**Document section**
========

Czech toddler with rare genetic disorder recovering after treatment funded by public donations
Little Martin, a two-year-old Czech boy with a rare hereditary disorder, is currently recovering in a hospital in France after undergoing a revolutionary new gene therapy. His treatment was paid for by public donations of more than CZK 150 million.
With his little head of curly hair, two-year-old Martin looks like a cherub in a Renaissance painting. But he was born with a very human condition – an ultra-rare inherited disease called AADC deficiency. Patients with this disorder typically experience developmental delays, weak muscle tone and inability to control the movement of their limbs. It is a long-term, debilitating and life-threatening condition that can lead to multiple organ failure and ultimately death, even before the sufferer is 10 years old.
The disease typically manifests within the first year of life and can appear with different degrees of severity, but Thomas Roujeau, one of the French doctors who operated on Martin, told Radio Prague that he had a very severe form of the disease.
“He wasn’t able to hold his head up by himself or even to sit up, which are developmental stages that healthy children reach at around 6 to 9 months usually. He could observe his surroundings and respond to certain types of music, so his parents were able to communicate with him in some form, but he couldn’t speak.”

========

**Dataset excerpts**
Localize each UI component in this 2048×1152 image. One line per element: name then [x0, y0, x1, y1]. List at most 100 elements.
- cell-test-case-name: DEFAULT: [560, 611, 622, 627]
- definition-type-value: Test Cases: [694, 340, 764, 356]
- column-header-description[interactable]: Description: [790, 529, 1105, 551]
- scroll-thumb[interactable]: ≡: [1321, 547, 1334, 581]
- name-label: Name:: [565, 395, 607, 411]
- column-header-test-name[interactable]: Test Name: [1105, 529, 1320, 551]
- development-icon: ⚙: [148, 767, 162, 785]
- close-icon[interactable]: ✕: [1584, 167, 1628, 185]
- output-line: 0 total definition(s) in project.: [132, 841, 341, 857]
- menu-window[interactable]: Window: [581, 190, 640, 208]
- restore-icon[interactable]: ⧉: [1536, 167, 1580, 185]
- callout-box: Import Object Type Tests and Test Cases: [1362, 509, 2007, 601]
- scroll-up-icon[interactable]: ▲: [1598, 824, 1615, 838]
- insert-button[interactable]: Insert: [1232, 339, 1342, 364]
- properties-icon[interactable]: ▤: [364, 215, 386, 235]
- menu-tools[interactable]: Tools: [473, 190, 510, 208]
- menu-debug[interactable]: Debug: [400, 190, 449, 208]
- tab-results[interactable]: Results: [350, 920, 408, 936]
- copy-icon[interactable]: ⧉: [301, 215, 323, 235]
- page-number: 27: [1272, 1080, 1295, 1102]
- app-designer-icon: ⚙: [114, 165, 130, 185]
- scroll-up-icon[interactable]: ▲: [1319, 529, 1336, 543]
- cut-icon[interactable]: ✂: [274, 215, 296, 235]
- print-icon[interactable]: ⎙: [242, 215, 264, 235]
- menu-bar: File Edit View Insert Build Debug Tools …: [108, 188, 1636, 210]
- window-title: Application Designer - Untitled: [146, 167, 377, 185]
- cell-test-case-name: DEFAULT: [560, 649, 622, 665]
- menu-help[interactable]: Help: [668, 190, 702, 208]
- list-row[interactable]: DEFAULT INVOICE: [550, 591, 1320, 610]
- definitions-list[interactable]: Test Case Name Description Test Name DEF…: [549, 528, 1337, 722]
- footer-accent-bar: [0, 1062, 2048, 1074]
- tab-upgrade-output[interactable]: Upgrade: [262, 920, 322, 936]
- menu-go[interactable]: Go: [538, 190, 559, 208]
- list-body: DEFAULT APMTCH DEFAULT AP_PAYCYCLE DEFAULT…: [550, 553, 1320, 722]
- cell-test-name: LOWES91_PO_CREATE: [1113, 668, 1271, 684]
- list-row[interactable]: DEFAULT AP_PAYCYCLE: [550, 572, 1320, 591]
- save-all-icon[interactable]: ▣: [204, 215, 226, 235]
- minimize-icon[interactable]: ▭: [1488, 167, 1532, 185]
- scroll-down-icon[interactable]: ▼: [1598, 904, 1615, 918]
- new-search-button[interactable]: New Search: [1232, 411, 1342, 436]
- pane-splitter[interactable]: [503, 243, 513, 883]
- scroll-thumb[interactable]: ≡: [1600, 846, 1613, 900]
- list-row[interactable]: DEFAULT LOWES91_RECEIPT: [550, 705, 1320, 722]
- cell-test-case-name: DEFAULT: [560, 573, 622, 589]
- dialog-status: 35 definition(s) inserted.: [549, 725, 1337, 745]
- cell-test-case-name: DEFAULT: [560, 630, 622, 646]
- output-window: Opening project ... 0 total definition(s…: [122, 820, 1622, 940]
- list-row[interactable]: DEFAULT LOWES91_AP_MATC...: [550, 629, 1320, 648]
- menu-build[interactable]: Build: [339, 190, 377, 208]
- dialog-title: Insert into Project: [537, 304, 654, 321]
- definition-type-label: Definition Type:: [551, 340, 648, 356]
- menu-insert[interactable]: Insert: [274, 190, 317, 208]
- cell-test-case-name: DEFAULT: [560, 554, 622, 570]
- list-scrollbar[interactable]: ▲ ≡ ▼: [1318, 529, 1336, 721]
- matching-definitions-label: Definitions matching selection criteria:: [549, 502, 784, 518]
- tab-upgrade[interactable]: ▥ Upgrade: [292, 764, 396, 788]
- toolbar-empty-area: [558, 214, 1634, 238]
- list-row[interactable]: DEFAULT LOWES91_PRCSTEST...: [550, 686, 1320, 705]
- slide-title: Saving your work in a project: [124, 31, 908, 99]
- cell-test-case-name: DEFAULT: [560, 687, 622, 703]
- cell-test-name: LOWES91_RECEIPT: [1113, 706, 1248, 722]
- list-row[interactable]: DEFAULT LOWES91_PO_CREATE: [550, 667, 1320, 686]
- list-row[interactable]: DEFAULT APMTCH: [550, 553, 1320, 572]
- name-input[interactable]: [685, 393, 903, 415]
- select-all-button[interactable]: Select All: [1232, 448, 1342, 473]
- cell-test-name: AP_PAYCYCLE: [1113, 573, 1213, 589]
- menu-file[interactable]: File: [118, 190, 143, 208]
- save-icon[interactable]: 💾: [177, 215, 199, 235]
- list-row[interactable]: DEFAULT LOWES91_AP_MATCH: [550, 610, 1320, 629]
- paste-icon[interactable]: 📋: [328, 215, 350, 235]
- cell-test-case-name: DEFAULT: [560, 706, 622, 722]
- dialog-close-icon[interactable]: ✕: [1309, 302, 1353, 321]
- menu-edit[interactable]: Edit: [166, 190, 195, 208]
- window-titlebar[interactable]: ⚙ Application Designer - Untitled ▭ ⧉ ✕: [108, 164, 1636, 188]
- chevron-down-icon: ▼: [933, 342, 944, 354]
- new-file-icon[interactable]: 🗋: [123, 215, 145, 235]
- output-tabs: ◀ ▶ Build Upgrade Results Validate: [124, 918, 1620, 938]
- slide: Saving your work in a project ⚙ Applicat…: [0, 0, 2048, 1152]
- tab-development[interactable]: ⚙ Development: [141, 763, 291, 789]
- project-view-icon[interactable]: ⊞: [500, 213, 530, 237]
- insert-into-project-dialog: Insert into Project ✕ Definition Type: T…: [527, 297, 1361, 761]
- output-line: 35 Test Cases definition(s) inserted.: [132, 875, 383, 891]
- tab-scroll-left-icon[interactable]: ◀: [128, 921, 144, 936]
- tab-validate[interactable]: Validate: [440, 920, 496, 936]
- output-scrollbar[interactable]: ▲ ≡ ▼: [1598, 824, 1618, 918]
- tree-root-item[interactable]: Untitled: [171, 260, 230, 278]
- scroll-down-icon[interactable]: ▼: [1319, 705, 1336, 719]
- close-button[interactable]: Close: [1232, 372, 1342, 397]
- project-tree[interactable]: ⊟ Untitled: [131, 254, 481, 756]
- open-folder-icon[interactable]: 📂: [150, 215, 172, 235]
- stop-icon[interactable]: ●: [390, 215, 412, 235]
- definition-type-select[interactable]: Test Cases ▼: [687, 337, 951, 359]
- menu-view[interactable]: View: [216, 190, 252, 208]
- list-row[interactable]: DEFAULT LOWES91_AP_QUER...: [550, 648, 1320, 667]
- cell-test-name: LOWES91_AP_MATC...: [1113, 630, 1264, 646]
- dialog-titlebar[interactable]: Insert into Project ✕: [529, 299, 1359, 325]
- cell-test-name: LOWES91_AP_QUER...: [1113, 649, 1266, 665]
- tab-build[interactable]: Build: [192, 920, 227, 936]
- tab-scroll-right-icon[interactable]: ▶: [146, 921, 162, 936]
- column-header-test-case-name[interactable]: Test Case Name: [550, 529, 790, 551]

========

**Task objective**
In two sentences, summarize the news piece above about the Czech toddler.

**Response**
Martin, a two-year-old Czech boy with AADC deficiency, an ultra-rare inherited disease that can cause death before age 10, is recovering in a hospital in France after a new gene therapy paid for by more than CZK 150 million in public donations. Thomas Roujeau, one of the French doctors who operated on him, said Martin had a very severe form of the disease: he could not hold his head up, sit up or speak, though he could observe his surroundings and respond to certain types of music.